:: Data records ::
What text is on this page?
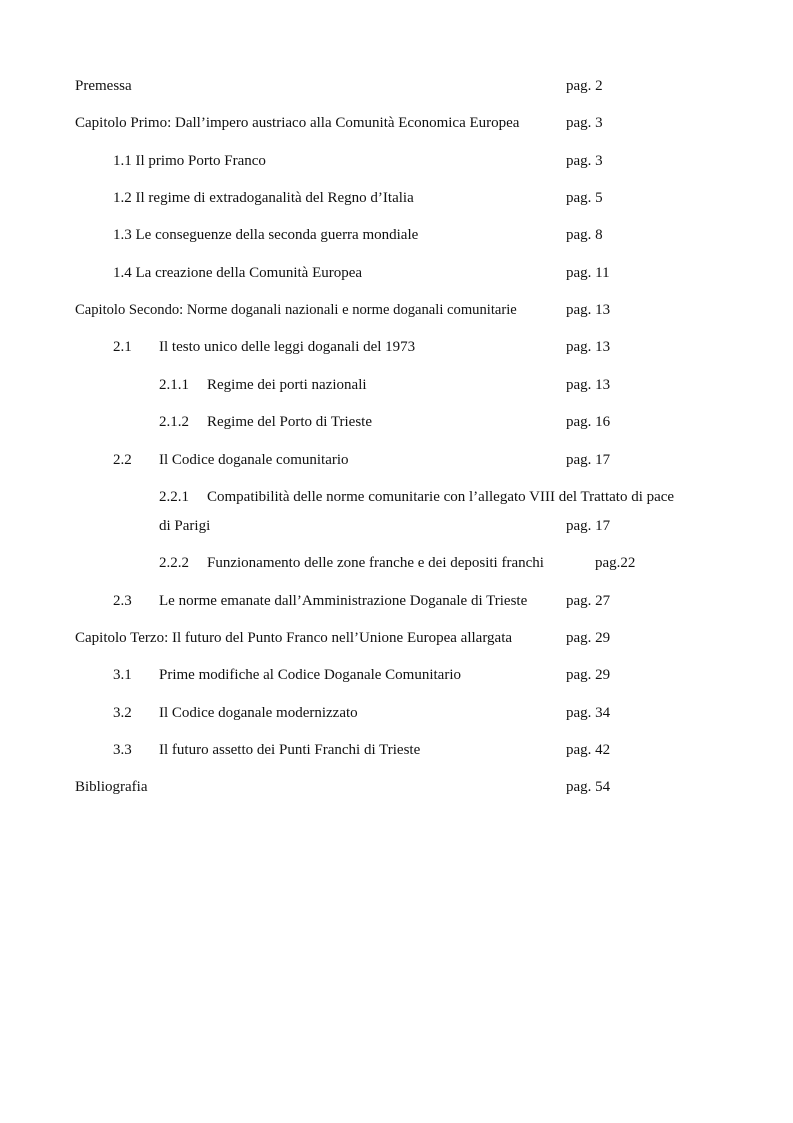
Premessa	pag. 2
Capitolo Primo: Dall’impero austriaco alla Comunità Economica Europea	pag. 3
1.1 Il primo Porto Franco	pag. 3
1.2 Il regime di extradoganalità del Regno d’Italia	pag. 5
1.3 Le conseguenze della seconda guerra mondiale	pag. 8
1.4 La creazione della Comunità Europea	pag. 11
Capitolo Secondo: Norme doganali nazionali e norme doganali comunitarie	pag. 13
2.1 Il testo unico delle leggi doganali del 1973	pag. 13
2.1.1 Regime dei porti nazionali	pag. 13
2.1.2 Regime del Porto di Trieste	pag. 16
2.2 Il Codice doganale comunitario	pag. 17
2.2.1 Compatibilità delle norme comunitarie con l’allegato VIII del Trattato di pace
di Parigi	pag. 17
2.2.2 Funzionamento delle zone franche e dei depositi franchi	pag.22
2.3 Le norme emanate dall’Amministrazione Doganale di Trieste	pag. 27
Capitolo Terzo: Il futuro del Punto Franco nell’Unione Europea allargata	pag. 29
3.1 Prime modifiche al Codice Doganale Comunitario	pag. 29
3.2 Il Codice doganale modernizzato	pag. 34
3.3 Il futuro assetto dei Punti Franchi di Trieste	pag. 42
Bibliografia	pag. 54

...

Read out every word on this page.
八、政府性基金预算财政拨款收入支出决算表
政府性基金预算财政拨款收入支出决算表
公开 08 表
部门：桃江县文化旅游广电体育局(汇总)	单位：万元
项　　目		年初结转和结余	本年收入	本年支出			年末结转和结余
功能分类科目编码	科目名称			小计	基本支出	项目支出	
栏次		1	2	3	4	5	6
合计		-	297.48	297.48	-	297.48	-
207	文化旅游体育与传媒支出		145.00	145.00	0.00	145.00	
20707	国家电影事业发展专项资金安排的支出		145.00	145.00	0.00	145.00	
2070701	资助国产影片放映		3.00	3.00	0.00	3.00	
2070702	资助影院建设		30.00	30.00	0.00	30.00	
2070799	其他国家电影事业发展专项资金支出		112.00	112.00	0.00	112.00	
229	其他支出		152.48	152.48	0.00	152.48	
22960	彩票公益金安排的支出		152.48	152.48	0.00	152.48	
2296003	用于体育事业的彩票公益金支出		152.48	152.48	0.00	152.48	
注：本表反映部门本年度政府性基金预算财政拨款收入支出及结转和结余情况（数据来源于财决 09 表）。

:: AIM OF THE TASK ::
Gather from the data above every line with the string "norme".

:: PROBLEM SOLUTION ::
Capitolo Secondo: Norme doganali nazionali e norme doganali comunitarie	pag. 13
2.2.1 Compatibilità delle norme comunitarie con l’allegato VIII del Trattato di pace
2.3 Le norme emanate dall’Amministrazione Doganale di Trieste	pag. 27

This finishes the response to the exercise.